[Dataset records]

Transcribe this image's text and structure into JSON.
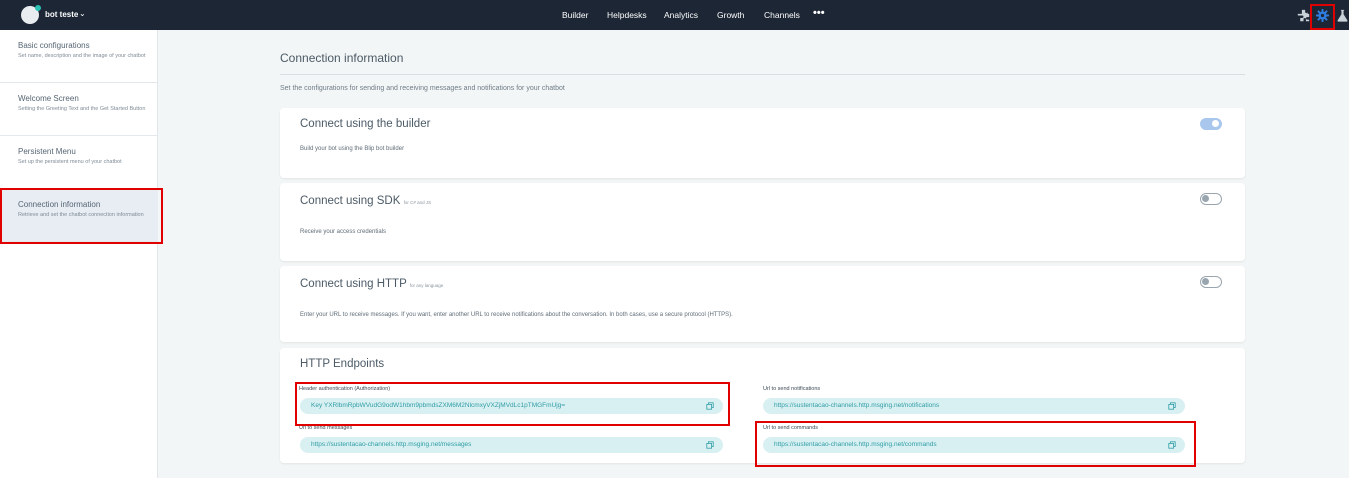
{
  "header": {
    "bot_name": "bot teste",
    "nav": [
      "Builder",
      "Helpdesks",
      "Analytics",
      "Growth",
      "Channels"
    ],
    "more_label": "•••",
    "icons": [
      "extensions-icon",
      "settings-icon",
      "lab-flask-icon"
    ],
    "accent_color": "#2f7de1"
  },
  "sidebar": {
    "items": [
      {
        "title": "Basic configurations",
        "desc": "Set name, description and the image of your chatbot"
      },
      {
        "title": "Welcome Screen",
        "desc": "Setting the Greeting Text and the Get Started Button"
      },
      {
        "title": "Persistent Menu",
        "desc": "Set up the persistent menu of your chatbot"
      },
      {
        "title": "Connection information",
        "desc": "Retrieve and set the chatbot connection information"
      }
    ],
    "active_index": 3
  },
  "main": {
    "title": "Connection information",
    "description": "Set the configurations for sending and receiving messages and notifications for your chatbot",
    "cards": [
      {
        "title": "Connect using the builder",
        "subtitle": "",
        "desc": "Build your bot using the Blip bot builder",
        "enabled": true
      },
      {
        "title": "Connect using SDK",
        "subtitle": "for C# and JS",
        "desc": "Receive your access credentials",
        "enabled": false
      },
      {
        "title": "Connect using HTTP",
        "subtitle": "for any language",
        "desc": "Enter your URL to receive messages. If you want, enter another URL to receive notifications about the conversation. In both cases, use a secure protocol (HTTPS).",
        "enabled": false
      }
    ],
    "endpoints": {
      "title": "HTTP Endpoints",
      "fields": [
        {
          "label": "Header authentication (Authorization)",
          "value": "Key YXRlbmRpbWVudG9odW1hbm9pbmdsZXM6M2NlcmxyVXZjMVdLc1pTMGFmUjg="
        },
        {
          "label": "Url to send notifications",
          "value": "https://sustentacao-channels.http.msging.net/notifications"
        },
        {
          "label": "Url to send messages",
          "value": "https://sustentacao-channels.http.msging.net/messages"
        },
        {
          "label": "Url to send commands",
          "value": "https://sustentacao-channels.http.msging.net/commands"
        }
      ]
    }
  }
}
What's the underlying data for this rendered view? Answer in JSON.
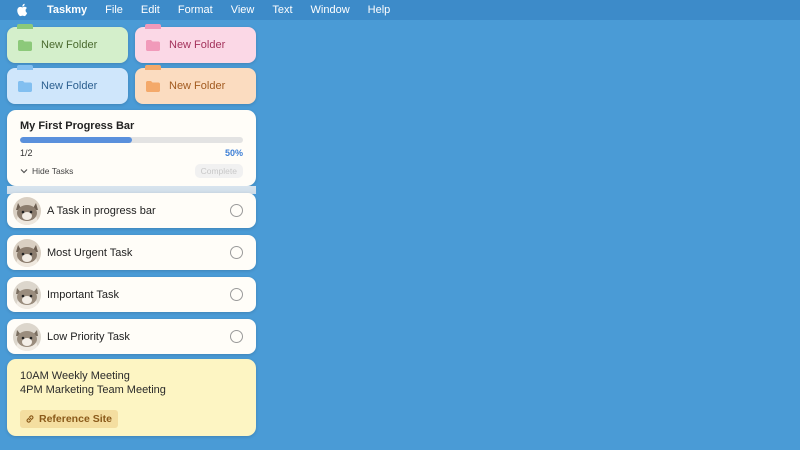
{
  "menubar": {
    "apple_icon": "apple-icon",
    "app_name": "Taskmy",
    "items": [
      "File",
      "Edit",
      "Format",
      "View",
      "Text",
      "Window",
      "Help"
    ]
  },
  "folders": [
    {
      "label": "New Folder",
      "color": "#d4efcb",
      "icon_color": "#8cc97a",
      "text_color": "#4a6a2e"
    },
    {
      "label": "New Folder",
      "color": "#fbd8e6",
      "icon_color": "#f19aba",
      "text_color": "#a3325b"
    },
    {
      "label": "New Folder",
      "color": "#cfe6fb",
      "icon_color": "#82bff0",
      "text_color": "#2b5f8f"
    },
    {
      "label": "New Folder",
      "color": "#fbdcc0",
      "icon_color": "#f4a96a",
      "text_color": "#a25a1f"
    }
  ],
  "progress": {
    "title": "My First Progress Bar",
    "fraction": 0.5,
    "count": "1/2",
    "percent": "50%",
    "hide_tasks": "Hide Tasks",
    "complete": "Complete"
  },
  "tasks": [
    {
      "label": "A Task in progress bar"
    },
    {
      "label": "Most Urgent Task"
    },
    {
      "label": "Important Task"
    },
    {
      "label": "Low Priority Task"
    }
  ],
  "note": {
    "line1": "10AM Weekly Meeting",
    "line2": "4PM Marketing Team Meeting",
    "link": "Reference Site"
  }
}
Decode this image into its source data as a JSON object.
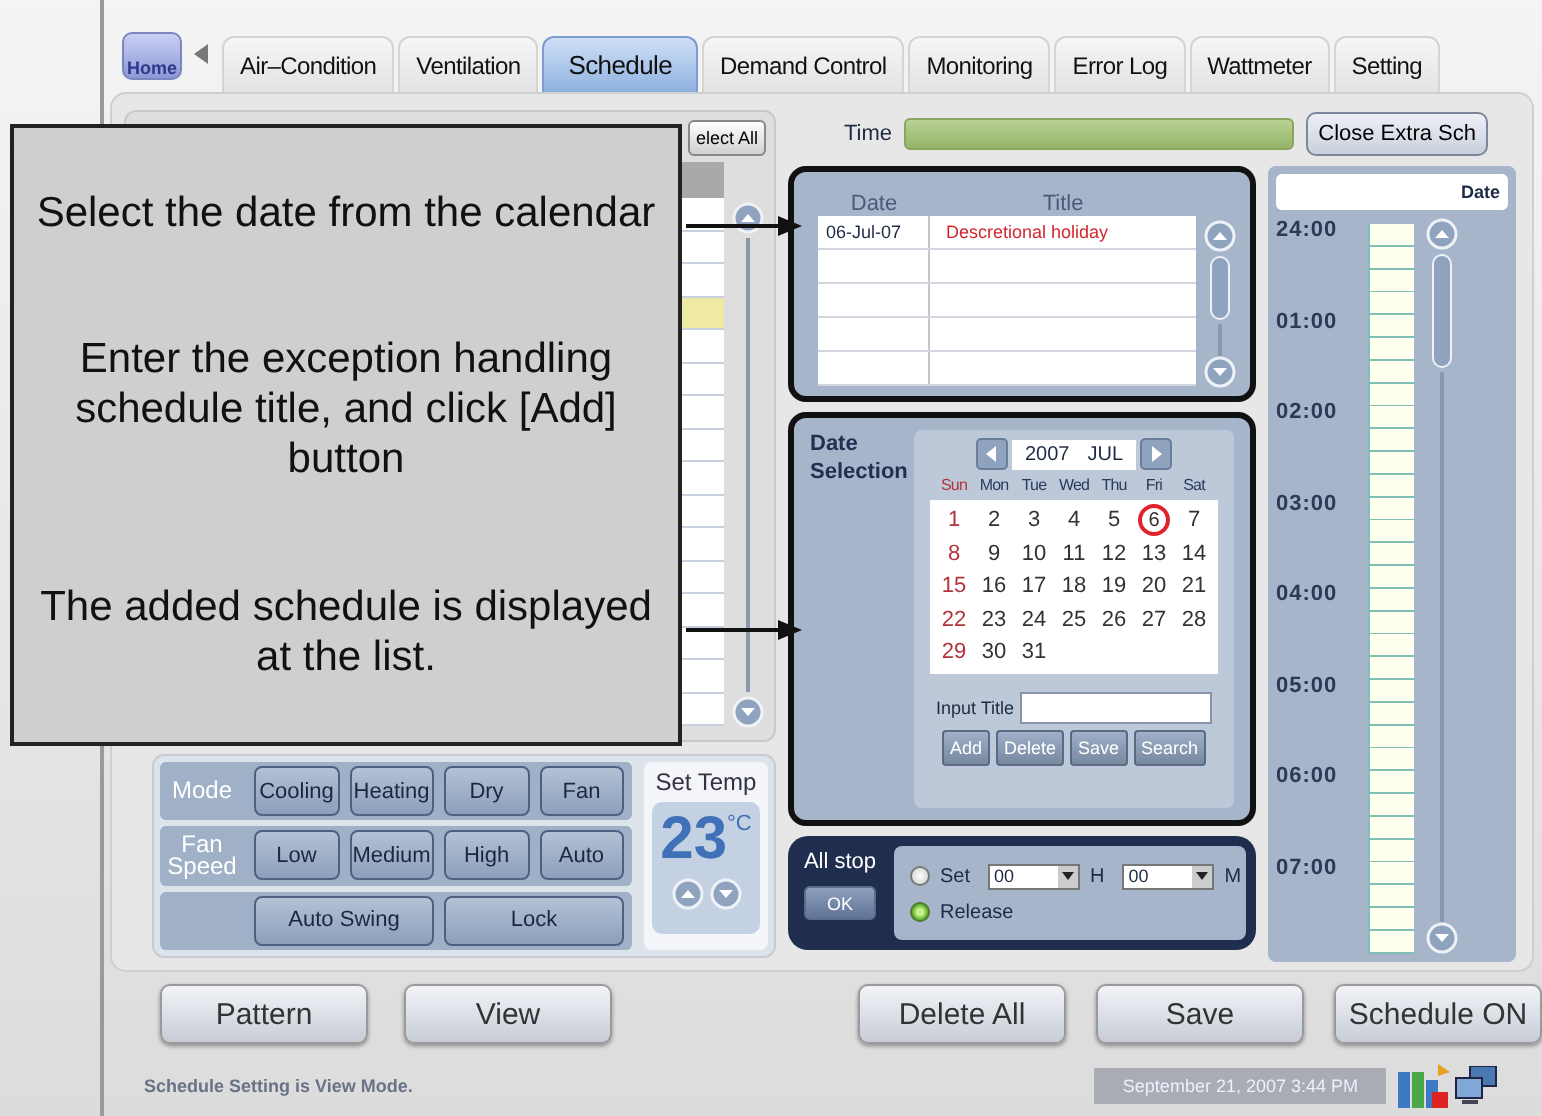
{
  "tabs": {
    "home": "Home",
    "items": [
      {
        "label": "Air–Condition",
        "selected": false
      },
      {
        "label": "Ventilation",
        "selected": false
      },
      {
        "label": "Schedule",
        "selected": true
      },
      {
        "label": "Demand Control",
        "selected": false
      },
      {
        "label": "Monitoring",
        "selected": false
      },
      {
        "label": "Error Log",
        "selected": false
      },
      {
        "label": "Wattmeter",
        "selected": false
      },
      {
        "label": "Setting",
        "selected": false
      }
    ]
  },
  "left_panel": {
    "select_all": "elect All",
    "rows": [
      {
        "selected": false
      },
      {
        "selected": false
      },
      {
        "selected": false
      },
      {
        "selected": true
      },
      {
        "selected": false
      },
      {
        "selected": false
      },
      {
        "selected": false
      },
      {
        "selected": false
      },
      {
        "selected": false
      },
      {
        "selected": false
      },
      {
        "selected": false
      },
      {
        "selected": false
      },
      {
        "selected": false
      },
      {
        "selected": false
      },
      {
        "selected": false
      },
      {
        "selected": false
      }
    ]
  },
  "controls": {
    "rows": [
      {
        "label": "Mode",
        "options": [
          "Cooling",
          "Heating",
          "Dry",
          "Fan"
        ]
      },
      {
        "label": "Fan Speed",
        "options": [
          "Low",
          "Medium",
          "High",
          "Auto"
        ]
      },
      {
        "options": [
          "Auto Swing",
          "Lock"
        ]
      }
    ],
    "set_temp": {
      "label": "Set Temp",
      "value": "23",
      "unit": "°C"
    }
  },
  "left_buttons": [
    "Pattern",
    "View"
  ],
  "time_bar": {
    "label": "Time",
    "close_button": "Close Extra Sch"
  },
  "exception_list": {
    "columns": [
      "Date",
      "Title"
    ],
    "rows": [
      {
        "date": "06-Jul-07",
        "title": "Descretional holiday"
      }
    ]
  },
  "date_selection": {
    "label": "Date Selection",
    "year": "2007",
    "month": "JUL",
    "weekdays": [
      "Sun",
      "Mon",
      "Tue",
      "Wed",
      "Thu",
      "Fri",
      "Sat"
    ],
    "days": [
      {
        "day": "1",
        "selected": false
      },
      {
        "day": "2",
        "selected": false
      },
      {
        "day": "3",
        "selected": false
      },
      {
        "day": "4",
        "selected": false
      },
      {
        "day": "5",
        "selected": false
      },
      {
        "day": "6",
        "selected": true
      },
      {
        "day": "7",
        "selected": false
      },
      {
        "day": "8",
        "selected": false
      },
      {
        "day": "9",
        "selected": false
      },
      {
        "day": "10",
        "selected": false
      },
      {
        "day": "11",
        "selected": false
      },
      {
        "day": "12",
        "selected": false
      },
      {
        "day": "13",
        "selected": false
      },
      {
        "day": "14",
        "selected": false
      },
      {
        "day": "15",
        "selected": false
      },
      {
        "day": "16",
        "selected": false
      },
      {
        "day": "17",
        "selected": false
      },
      {
        "day": "18",
        "selected": false
      },
      {
        "day": "19",
        "selected": false
      },
      {
        "day": "20",
        "selected": false
      },
      {
        "day": "21",
        "selected": false
      },
      {
        "day": "22",
        "selected": false
      },
      {
        "day": "23",
        "selected": false
      },
      {
        "day": "24",
        "selected": false
      },
      {
        "day": "25",
        "selected": false
      },
      {
        "day": "26",
        "selected": false
      },
      {
        "day": "27",
        "selected": false
      },
      {
        "day": "28",
        "selected": false
      },
      {
        "day": "29",
        "selected": false
      },
      {
        "day": "30",
        "selected": false
      },
      {
        "day": "31",
        "selected": false
      }
    ],
    "input_label": "Input Title",
    "buttons": [
      "Add",
      "Delete",
      "Save",
      "Search"
    ]
  },
  "all_stop": {
    "label": "All stop",
    "ok": "OK",
    "options": [
      {
        "kind": "timed",
        "label": "Set",
        "selected": false
      },
      {
        "kind": "plain",
        "label": "Release",
        "selected": true
      }
    ],
    "hour": "00",
    "hour_unit": "H",
    "minute": "00",
    "minute_unit": "M"
  },
  "timeline": {
    "header": "Date",
    "times": [
      "24:00",
      "01:00",
      "02:00",
      "03:00",
      "04:00",
      "05:00",
      "06:00",
      "07:00"
    ]
  },
  "bottom_buttons": [
    "Delete All",
    "Save",
    "Schedule ON"
  ],
  "status_bar": {
    "message": "Schedule Setting is View Mode.",
    "datetime": "September 21, 2007 3:44 PM"
  },
  "callout": {
    "notes": [
      "Select the date from the calendar",
      "Enter the exception handling schedule title, and click [Add] button",
      "The added schedule is displayed at the list."
    ]
  }
}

What the task asks
Select, from the listing, all lines that include the word "notifications".

Solved exercise
    "description": "Set the configurations for sending and receiving messages and notifications for your chatbot",
        "desc": "Enter your URL to receive messages. If you want, enter another URL to receive notifications about the conversation. In both cases, use a secure protocol (HTTPS).",
          "label": "Url to send notifications",
          "value": "https://sustentacao-channels.http.msging.net/notifications"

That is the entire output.